Given request: Leaving out all images, write out the records that follow exactly.

Records for the task:
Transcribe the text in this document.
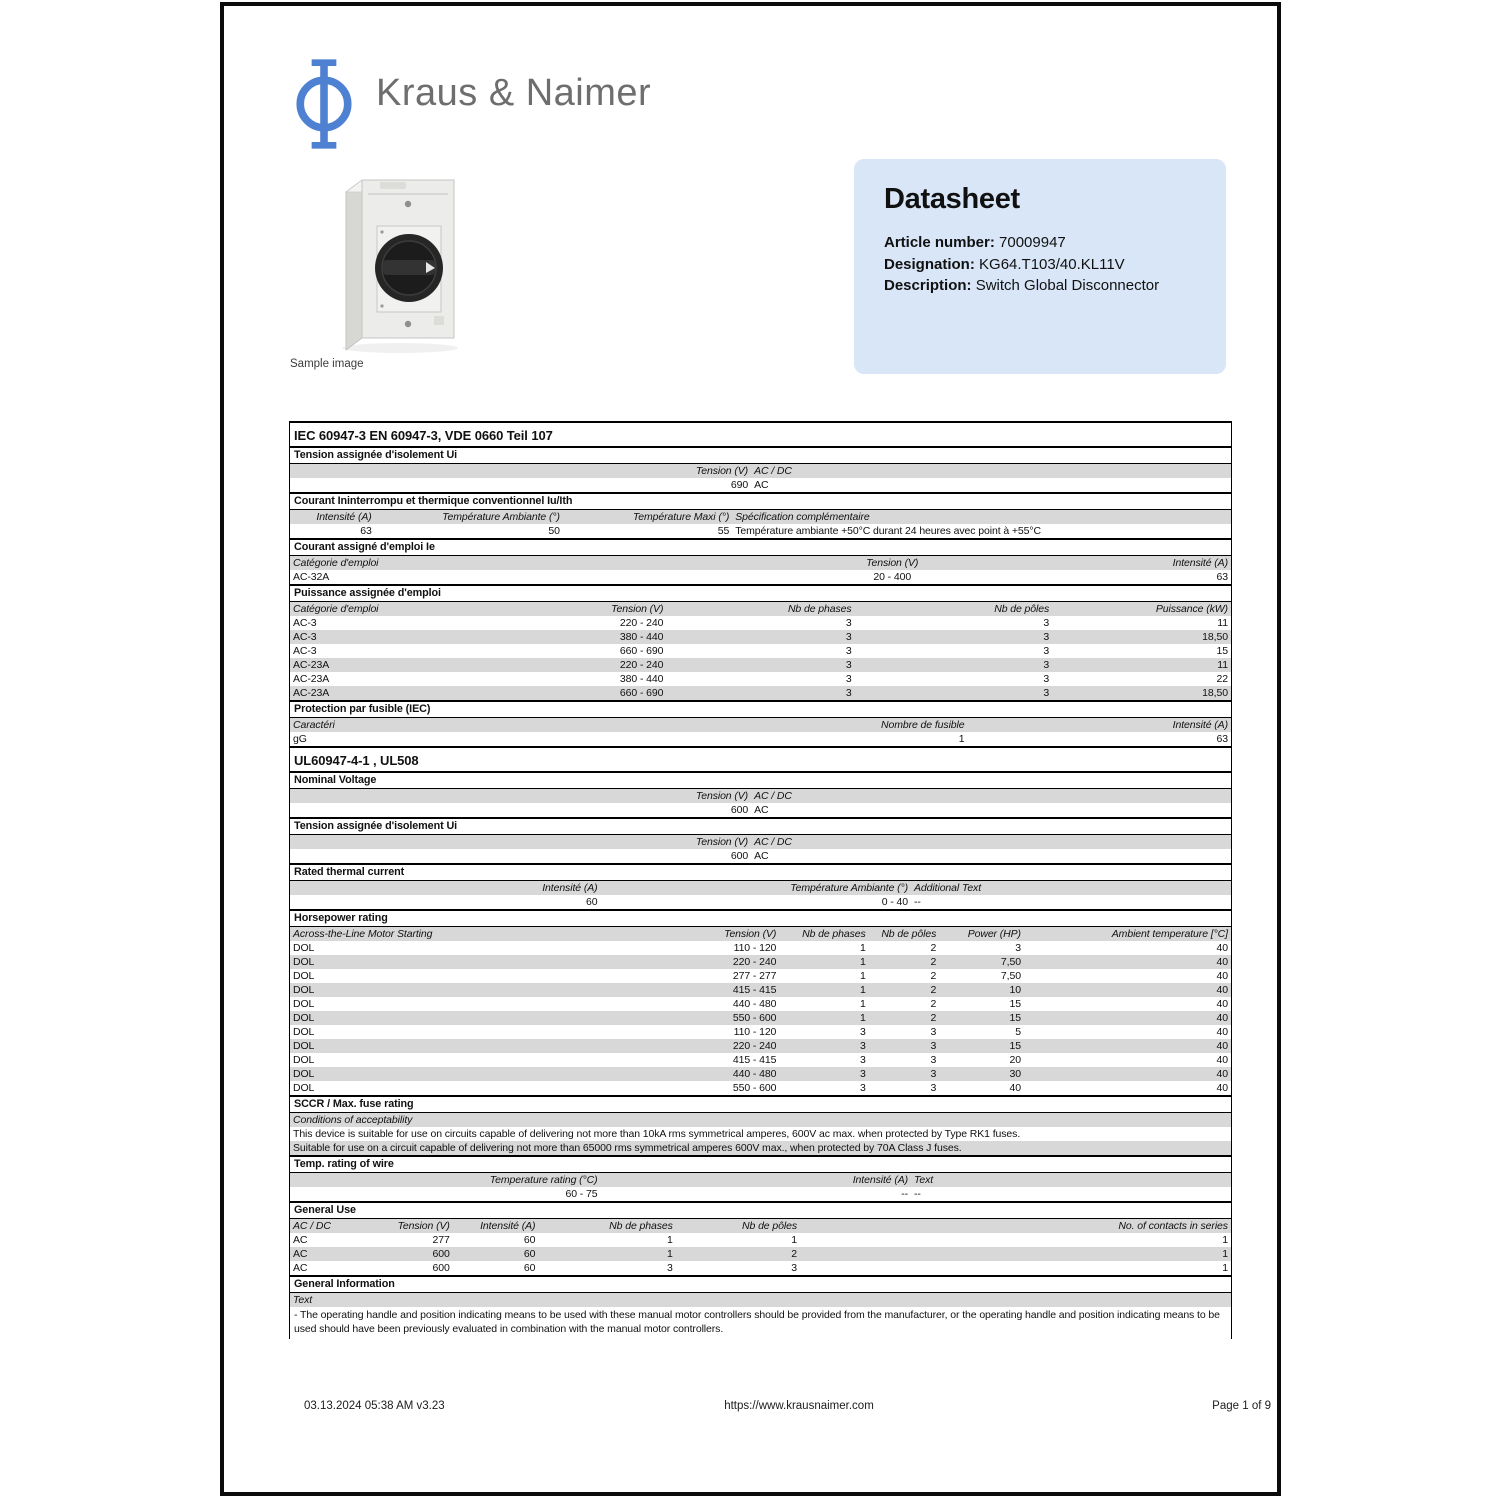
Kraus & Naimer
Sample image
Datasheet
Article number: 70009947
Designation: KG64.T103/40.KL11V
Description: Switch Global Disconnector
IEC 60947-3 EN 60947-3, VDE 0660 Teil 107
Tension assignée d'isolement Ui
Tension (V) AC / DC
690 AC
Courant Ininterrompu et thermique conventionnel Iu/Ith
Intensité (A)	Température Ambiante (°)	Température Maxi (°) Spécification complémentaire
63	50	55 Température ambiante +50°C durant 24 heures avec point à +55°C
Courant assigné d'emploi Ie
Catégorie d'emploi	Tension (V)	Intensité (A)
AC-32A	20 - 400	63
Puissance assignée d'emploi
Catégorie d'emploi	Tension (V)	Nb de phases	Nb de pôles	Puissance (kW)
AC-3	220 - 240	3	3	11
AC-3	380 - 440	3	3	18,50
AC-3	660 - 690	3	3	15
AC-23A	220 - 240	3	3	11
AC-23A	380 - 440	3	3	22
AC-23A	660 - 690	3	3	18,50
Protection par fusible (IEC)
Caractéri	Nombre de fusible	Intensité (A)
gG	1	63
UL60947-4-1 , UL508
Nominal Voltage
Tension (V) AC / DC
600 AC
Tension assignée d'isolement Ui
Tension (V) AC / DC
600 AC
Rated thermal current
Intensité (A)	Température Ambiante (°) Additional Text
60	0 - 40 --
Horsepower rating
Across-the-Line Motor Starting	Tension (V)	Nb de phases	Nb de pôles	Power (HP)	Ambient temperature [°C]
DOL	110 - 120	1	2	3	40
DOL	220 - 240	1	2	7,50	40
DOL	277 - 277	1	2	7,50	40
DOL	415 - 415	1	2	10	40
DOL	440 - 480	1	2	15	40
DOL	550 - 600	1	2	15	40
DOL	110 - 120	3	3	5	40
DOL	220 - 240	3	3	15	40
DOL	415 - 415	3	3	20	40
DOL	440 - 480	3	3	30	40
DOL	550 - 600	3	3	40	40
SCCR / Max. fuse rating
Conditions of acceptability
This device is suitable for use on circuits capable of delivering not more than 10kA rms symmetrical amperes, 600V ac max. when protected by Type RK1 fuses.
Suitable for use on a circuit capable of delivering not more than 65000 rms symmetrical amperes 600V max., when protected by 70A Class J fuses.
Temp. rating of wire
Temperature rating (°C)	Intensité (A) Text
60 - 75	-- --
General Use
AC / DC	Tension (V)	Intensité (A)	Nb de phases	Nb de pôles	No. of contacts in series
AC	277	60	1	1	1
AC	600	60	1	2	1
AC	600	60	3	3	1
General Information
Text
- The operating handle and position indicating means to be used with these manual motor controllers should be provided from the manufacturer, or the operating handle and position indicating means to be used should have been previously evaluated in combination with the manual motor controllers.
03.13.2024 05:38 AM v3.23	https://www.krausnaimer.com	Page 1 of 9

Reply:
Transcribe the text in this document.
Kraus & Naimer
Sample image
Datasheet
Article number: 70009947
Designation: KG64.T103/40.KL11V
Description: Switch Global Disconnector
IEC 60947-3 EN 60947-3, VDE 0660 Teil 107
Tension assignée d'isolement Ui
Tension (V) AC / DC
690 AC
Courant Ininterrompu et thermique conventionnel Iu/Ith
Intensité (A)	Température Ambiante (°)	Température Maxi (°) Spécification complémentaire
63	50	55 Température ambiante +50°C durant 24 heures avec point à +55°C
Courant assigné d'emploi Ie
Catégorie d'emploi	Tension (V)	Intensité (A)
AC-32A	20 - 400	63
Puissance assignée d'emploi
Catégorie d'emploi	Tension (V)	Nb de phases	Nb de pôles	Puissance (kW)
AC-3	220 - 240	3	3	11
AC-3	380 - 440	3	3	18,50
AC-3	660 - 690	3	3	15
AC-23A	220 - 240	3	3	11
AC-23A	380 - 440	3	3	22
AC-23A	660 - 690	3	3	18,50
Protection par fusible (IEC)
Caractéri	Nombre de fusible	Intensité (A)
gG	1	63
UL60947-4-1 , UL508
Nominal Voltage
Tension (V) AC / DC
600 AC
Tension assignée d'isolement Ui
Tension (V) AC / DC
600 AC
Rated thermal current
Intensité (A)	Température Ambiante (°) Additional Text
60	0 - 40 --
Horsepower rating
Across-the-Line Motor Starting	Tension (V)	Nb de phases	Nb de pôles	Power (HP)	Ambient temperature [°C]
DOL	110 - 120	1	2	3	40
DOL	220 - 240	1	2	7,50	40
DOL	277 - 277	1	2	7,50	40
DOL	415 - 415	1	2	10	40
DOL	440 - 480	1	2	15	40
DOL	550 - 600	1	2	15	40
DOL	110 - 120	3	3	5	40
DOL	220 - 240	3	3	15	40
DOL	415 - 415	3	3	20	40
DOL	440 - 480	3	3	30	40
DOL	550 - 600	3	3	40	40
SCCR / Max. fuse rating
Conditions of acceptability
This device is suitable for use on circuits capable of delivering not more than 10kA rms symmetrical amperes, 600V ac max. when protected by Type RK1 fuses.
Suitable for use on a circuit capable of delivering not more than 65000 rms symmetrical amperes 600V max., when protected by 70A Class J fuses.
Temp. rating of wire
Temperature rating (°C)	Intensité (A) Text
60 - 75	-- --
General Use
AC / DC	Tension (V)	Intensité (A)	Nb de phases	Nb de pôles	No. of contacts in series
AC	277	60	1	1	1
AC	600	60	1	2	1
AC	600	60	3	3	1
General Information
Text
- The operating handle and position indicating means to be used with these manual motor controllers should be provided from the manufacturer, or the operating handle and position indicating means to be used should have been previously evaluated in combination with the manual motor controllers.
03.13.2024 05:38 AM v3.23	https://www.krausnaimer.com	Page 1 of 9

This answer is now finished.